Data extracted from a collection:

[BEGIN]

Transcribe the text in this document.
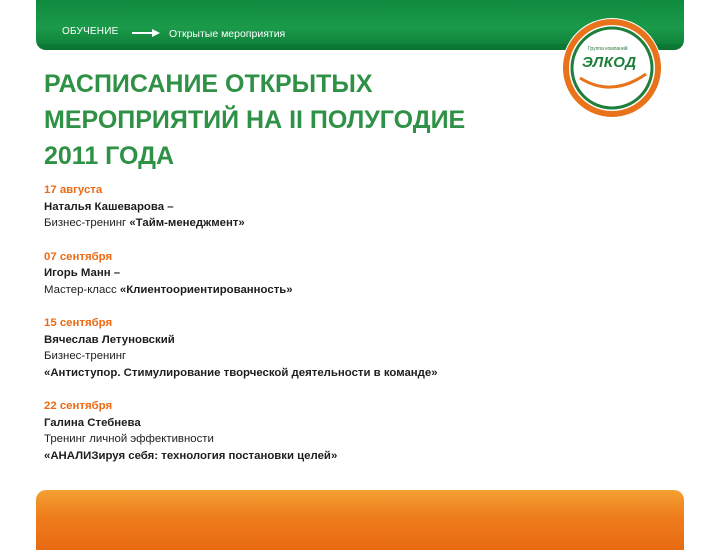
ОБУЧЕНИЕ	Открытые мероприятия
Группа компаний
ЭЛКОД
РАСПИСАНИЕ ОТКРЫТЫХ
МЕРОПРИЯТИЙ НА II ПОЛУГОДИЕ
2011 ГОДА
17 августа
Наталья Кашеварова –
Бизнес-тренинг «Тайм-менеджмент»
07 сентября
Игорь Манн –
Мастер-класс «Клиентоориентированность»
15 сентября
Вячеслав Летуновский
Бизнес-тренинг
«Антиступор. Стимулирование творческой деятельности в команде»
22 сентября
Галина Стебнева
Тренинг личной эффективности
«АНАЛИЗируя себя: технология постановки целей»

[END]

WORK TO COMPLETE: Copy out each line word for word, please, skipping the images.

RESULT FOR THIS EXERCISE:
Transcribe the text in this document.
ОБУЧЕНИЕ	Открытые мероприятия
Группа компаний
ЭЛКОД
РАСПИСАНИЕ ОТКРЫТЫХ
МЕРОПРИЯТИЙ НА II ПОЛУГОДИЕ
2011 ГОДА
17 августа
Наталья Кашеварова –
Бизнес-тренинг «Тайм-менеджмент»
07 сентября
Игорь Манн –
Мастер-класс «Клиентоориентированность»
15 сентября
Вячеслав Летуновский
Бизнес-тренинг
«Антиступор. Стимулирование творческой деятельности в команде»
22 сентября
Галина Стебнева
Тренинг личной эффективности
«АНАЛИЗируя себя: технология постановки целей»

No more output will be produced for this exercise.